▶ **Problem details**: Retype the complete listing exactly as it appears.

◆ ◆ ◆ ◆ ◆ ◆ ◆

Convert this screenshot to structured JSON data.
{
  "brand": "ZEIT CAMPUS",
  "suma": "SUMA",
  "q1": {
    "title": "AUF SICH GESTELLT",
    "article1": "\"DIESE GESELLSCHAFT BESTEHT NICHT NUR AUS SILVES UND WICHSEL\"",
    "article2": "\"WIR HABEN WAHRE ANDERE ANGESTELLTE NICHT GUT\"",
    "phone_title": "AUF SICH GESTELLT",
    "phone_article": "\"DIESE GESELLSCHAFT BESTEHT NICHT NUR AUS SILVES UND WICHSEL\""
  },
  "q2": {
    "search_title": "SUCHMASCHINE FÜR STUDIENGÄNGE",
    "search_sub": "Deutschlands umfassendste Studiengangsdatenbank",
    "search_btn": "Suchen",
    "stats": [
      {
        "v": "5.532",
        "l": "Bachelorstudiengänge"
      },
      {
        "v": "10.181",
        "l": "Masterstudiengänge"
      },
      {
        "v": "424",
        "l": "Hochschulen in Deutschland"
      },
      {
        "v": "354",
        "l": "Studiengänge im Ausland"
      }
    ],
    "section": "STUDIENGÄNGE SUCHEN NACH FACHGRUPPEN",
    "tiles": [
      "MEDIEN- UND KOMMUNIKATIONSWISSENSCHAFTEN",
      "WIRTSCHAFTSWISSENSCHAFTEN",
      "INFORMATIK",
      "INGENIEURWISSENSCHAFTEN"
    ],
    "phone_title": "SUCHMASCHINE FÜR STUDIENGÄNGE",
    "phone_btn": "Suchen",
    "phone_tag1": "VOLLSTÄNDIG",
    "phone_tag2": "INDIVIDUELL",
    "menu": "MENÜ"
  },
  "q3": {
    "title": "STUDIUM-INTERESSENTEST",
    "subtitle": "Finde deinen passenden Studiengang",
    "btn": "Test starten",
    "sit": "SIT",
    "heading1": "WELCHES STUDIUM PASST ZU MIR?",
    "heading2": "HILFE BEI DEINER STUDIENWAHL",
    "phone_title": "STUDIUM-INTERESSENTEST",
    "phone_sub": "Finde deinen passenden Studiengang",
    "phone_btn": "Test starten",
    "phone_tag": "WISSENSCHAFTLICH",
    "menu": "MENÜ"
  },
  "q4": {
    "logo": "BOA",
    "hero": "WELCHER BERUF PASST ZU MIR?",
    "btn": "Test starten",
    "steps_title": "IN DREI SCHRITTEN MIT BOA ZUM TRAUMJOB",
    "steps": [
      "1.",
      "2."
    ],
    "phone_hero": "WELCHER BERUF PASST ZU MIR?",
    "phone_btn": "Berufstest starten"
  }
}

◆ ◆ ◆ ◆ ◆ ◆ ◆

▶ **Answer to the exercise**:
Convert this screenshot to structured JSON data.
{
  "brand": "ZEIT CAMPUS",
  "suma": "SUMA",
  "q1": {
    "title": "AUF SICH GESTELLT",
    "article1": "\"DIESE GESELLSCHAFT BESTEHT NICHT NUR AUS SILVES UND WICHSEL\"",
    "article2": "\"WIR HABEN WAHRE ANDERE ANGESTELLTE NICHT GUT\"",
    "phone_title": "AUF SICH GESTELLT",
    "phone_article": "\"DIESE GESELLSCHAFT BESTEHT NICHT NUR AUS SILVES UND WICHSEL\""
  },
  "q2": {
    "search_title": "SUCHMASCHINE FÜR STUDIENGÄNGE",
    "search_sub": "Deutschlands umfassendste Studiengangsdatenbank",
    "search_btn": "Suchen",
    "stats": [
      {
        "v": "5.532",
        "l": "Bachelorstudiengänge"
      },
      {
        "v": "10.181",
        "l": "Masterstudiengänge"
      },
      {
        "v": "424",
        "l": "Hochschulen in Deutschland"
      },
      {
        "v": "354",
        "l": "Studiengänge im Ausland"
      }
    ],
    "section": "STUDIENGÄNGE SUCHEN NACH FACHGRUPPEN",
    "tiles": [
      "MEDIEN- UND KOMMUNIKATIONSWISSENSCHAFTEN",
      "WIRTSCHAFTSWISSENSCHAFTEN",
      "INFORMATIK",
      "INGENIEURWISSENSCHAFTEN"
    ],
    "phone_title": "SUCHMASCHINE FÜR STUDIENGÄNGE",
    "phone_btn": "Suchen",
    "phone_tag1": "VOLLSTÄNDIG",
    "phone_tag2": "INDIVIDUELL",
    "menu": "MENÜ"
  },
  "q3": {
    "title": "STUDIUM-INTERESSENTEST",
    "subtitle": "Finde deinen passenden Studiengang",
    "btn": "Test starten",
    "sit": "SIT",
    "heading1": "WELCHES STUDIUM PASST ZU MIR?",
    "heading2": "HILFE BEI DEINER STUDIENWAHL",
    "phone_title": "STUDIUM-INTERESSENTEST",
    "phone_sub": "Finde deinen passenden Studiengang",
    "phone_btn": "Test starten",
    "phone_tag": "WISSENSCHAFTLICH",
    "menu": "MENÜ"
  },
  "q4": {
    "logo": "BOA",
    "hero": "WELCHER BERUF PASST ZU MIR?",
    "btn": "Test starten",
    "steps_title": "IN DREI SCHRITTEN MIT BOA ZUM TRAUMJOB",
    "steps": [
      "1.",
      "2."
    ],
    "phone_hero": "WELCHER BERUF PASST ZU MIR?",
    "phone_btn": "Berufstest starten"
  }
}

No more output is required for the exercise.